--- Job ---
Look below and pull out each line with the word "реле".
============
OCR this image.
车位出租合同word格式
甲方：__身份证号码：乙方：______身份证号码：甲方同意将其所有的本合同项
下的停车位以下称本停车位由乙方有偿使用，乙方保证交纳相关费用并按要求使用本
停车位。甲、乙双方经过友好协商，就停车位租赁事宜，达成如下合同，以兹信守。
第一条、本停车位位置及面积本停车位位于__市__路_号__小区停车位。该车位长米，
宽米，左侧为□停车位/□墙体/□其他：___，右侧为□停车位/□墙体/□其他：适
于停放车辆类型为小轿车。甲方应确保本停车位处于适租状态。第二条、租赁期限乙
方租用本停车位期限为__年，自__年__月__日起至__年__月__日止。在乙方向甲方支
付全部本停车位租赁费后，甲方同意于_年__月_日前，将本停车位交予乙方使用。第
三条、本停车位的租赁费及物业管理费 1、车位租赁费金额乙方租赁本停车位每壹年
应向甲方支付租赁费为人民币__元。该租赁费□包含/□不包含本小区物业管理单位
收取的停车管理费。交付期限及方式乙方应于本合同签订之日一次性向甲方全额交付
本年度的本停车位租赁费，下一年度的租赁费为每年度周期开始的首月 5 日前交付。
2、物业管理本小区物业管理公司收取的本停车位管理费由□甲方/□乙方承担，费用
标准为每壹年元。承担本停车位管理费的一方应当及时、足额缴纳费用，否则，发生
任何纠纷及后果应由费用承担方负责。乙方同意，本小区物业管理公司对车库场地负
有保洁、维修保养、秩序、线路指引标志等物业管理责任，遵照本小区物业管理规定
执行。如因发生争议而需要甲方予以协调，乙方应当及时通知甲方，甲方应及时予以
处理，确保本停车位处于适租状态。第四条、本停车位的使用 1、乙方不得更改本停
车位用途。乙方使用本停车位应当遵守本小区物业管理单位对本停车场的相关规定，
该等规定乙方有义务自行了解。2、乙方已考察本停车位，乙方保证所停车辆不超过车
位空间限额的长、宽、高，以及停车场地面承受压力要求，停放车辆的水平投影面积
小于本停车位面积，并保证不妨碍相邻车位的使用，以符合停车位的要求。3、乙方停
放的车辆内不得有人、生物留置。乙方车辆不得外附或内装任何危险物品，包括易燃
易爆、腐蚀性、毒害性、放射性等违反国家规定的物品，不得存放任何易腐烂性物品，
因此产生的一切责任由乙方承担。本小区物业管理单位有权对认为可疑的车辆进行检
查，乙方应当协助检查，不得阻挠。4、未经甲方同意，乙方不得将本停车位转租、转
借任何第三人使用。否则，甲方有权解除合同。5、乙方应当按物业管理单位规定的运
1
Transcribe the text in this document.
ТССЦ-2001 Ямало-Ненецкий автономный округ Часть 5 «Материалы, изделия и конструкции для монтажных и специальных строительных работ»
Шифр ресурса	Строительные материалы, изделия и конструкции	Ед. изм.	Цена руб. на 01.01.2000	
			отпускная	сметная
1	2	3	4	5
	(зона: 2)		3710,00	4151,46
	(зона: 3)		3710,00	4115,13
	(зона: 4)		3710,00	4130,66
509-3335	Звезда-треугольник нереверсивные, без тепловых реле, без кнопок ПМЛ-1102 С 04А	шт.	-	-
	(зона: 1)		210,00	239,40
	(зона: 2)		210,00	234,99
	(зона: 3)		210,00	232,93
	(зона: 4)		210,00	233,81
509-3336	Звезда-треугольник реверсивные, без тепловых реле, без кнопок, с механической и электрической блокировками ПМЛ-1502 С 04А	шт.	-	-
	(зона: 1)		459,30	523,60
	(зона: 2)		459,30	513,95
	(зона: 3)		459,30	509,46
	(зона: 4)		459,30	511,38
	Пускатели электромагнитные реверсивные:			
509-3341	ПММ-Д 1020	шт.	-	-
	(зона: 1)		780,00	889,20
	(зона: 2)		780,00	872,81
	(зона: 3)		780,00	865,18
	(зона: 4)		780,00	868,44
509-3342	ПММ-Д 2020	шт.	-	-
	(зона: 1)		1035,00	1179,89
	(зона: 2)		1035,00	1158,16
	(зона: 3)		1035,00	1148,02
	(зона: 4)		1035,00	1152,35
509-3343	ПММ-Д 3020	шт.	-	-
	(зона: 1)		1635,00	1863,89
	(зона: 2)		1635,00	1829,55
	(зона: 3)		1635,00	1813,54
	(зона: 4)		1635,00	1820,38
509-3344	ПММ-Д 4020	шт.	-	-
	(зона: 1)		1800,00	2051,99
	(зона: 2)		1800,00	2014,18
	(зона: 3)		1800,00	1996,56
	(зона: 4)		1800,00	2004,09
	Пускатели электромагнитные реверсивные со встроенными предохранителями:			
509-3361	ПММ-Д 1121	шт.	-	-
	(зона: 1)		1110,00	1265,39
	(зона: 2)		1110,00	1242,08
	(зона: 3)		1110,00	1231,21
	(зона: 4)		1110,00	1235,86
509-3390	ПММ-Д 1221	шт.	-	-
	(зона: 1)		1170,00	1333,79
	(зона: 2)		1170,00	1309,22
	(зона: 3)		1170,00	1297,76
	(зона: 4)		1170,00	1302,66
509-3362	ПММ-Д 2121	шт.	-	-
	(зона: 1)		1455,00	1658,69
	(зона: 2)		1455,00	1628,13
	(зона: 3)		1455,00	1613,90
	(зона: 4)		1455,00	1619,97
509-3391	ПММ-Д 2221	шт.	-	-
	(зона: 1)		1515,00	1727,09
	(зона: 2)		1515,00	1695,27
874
============
--- Final result ---
509-3335	Звезда-треугольник нереверсивные, без тепловых реле, без кнопок ПМЛ-1102 С 04А	шт.	-	-
509-3336	Звезда-треугольник реверсивные, без тепловых реле, без кнопок, с механической и электрической блокировками ПМЛ-1502 С 04А	шт.	-	-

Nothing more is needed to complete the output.